◆ Task details: Search the listing below for the word "Lorem" and copy each line that holds it.

◆ Exercise inputs:
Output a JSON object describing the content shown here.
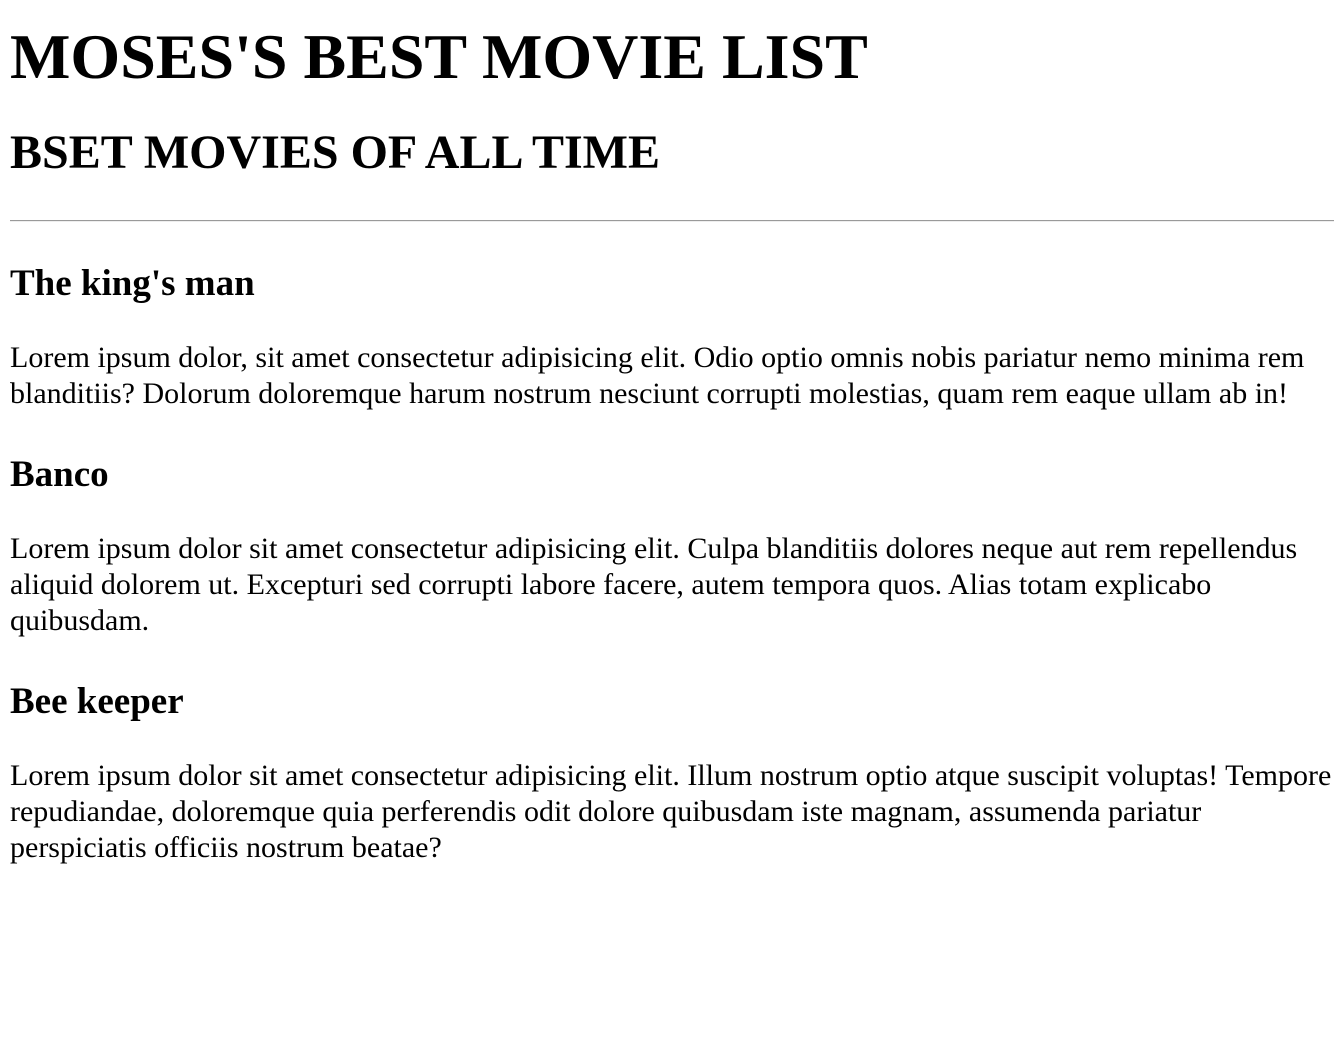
{
  "header": {
    "title": "MOSES'S BEST MOVIE LIST",
    "subtitle": "BSET MOVIES OF ALL TIME"
  },
  "movies": [
    {
      "title": "The king's man",
      "description": "Lorem ipsum dolor, sit amet consectetur adipisicing elit. Odio optio omnis nobis pariatur nemo minima rem blanditiis? Dolorum doloremque harum nostrum nesciunt corrupti molestias, quam rem eaque ullam ab in!"
    },
    {
      "title": "Banco",
      "description": "Lorem ipsum dolor sit amet consectetur adipisicing elit. Culpa blanditiis dolores neque aut rem repellendus aliquid dolorem ut. Excepturi sed corrupti labore facere, autem tempora quos. Alias totam explicabo quibusdam."
    },
    {
      "title": "Bee keeper",
      "description": "Lorem ipsum dolor sit amet consectetur adipisicing elit. Illum nostrum optio atque suscipit voluptas! Tempore repudiandae, doloremque quia perferendis odit dolore quibusdam iste magnam, assumenda pariatur perspiciatis officiis nostrum beatae?"
    }
  ]
}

◆ The result:
      "description": "Lorem ipsum dolor, sit amet consectetur adipisicing elit. Odio optio omnis nobis pariatur nemo minima rem blanditiis? Dolorum doloremque harum nostrum nesciunt corrupti molestias, quam rem eaque ullam ab in!"
      "description": "Lorem ipsum dolor sit amet consectetur adipisicing elit. Culpa blanditiis dolores neque aut rem repellendus aliquid dolorem ut. Excepturi sed corrupti labore facere, autem tempora quos. Alias totam explicabo quibusdam."
      "description": "Lorem ipsum dolor sit amet consectetur adipisicing elit. Illum nostrum optio atque suscipit voluptas! Tempore repudiandae, doloremque quia perferendis odit dolore quibusdam iste magnam, assumenda pariatur perspiciatis officiis nostrum beatae?"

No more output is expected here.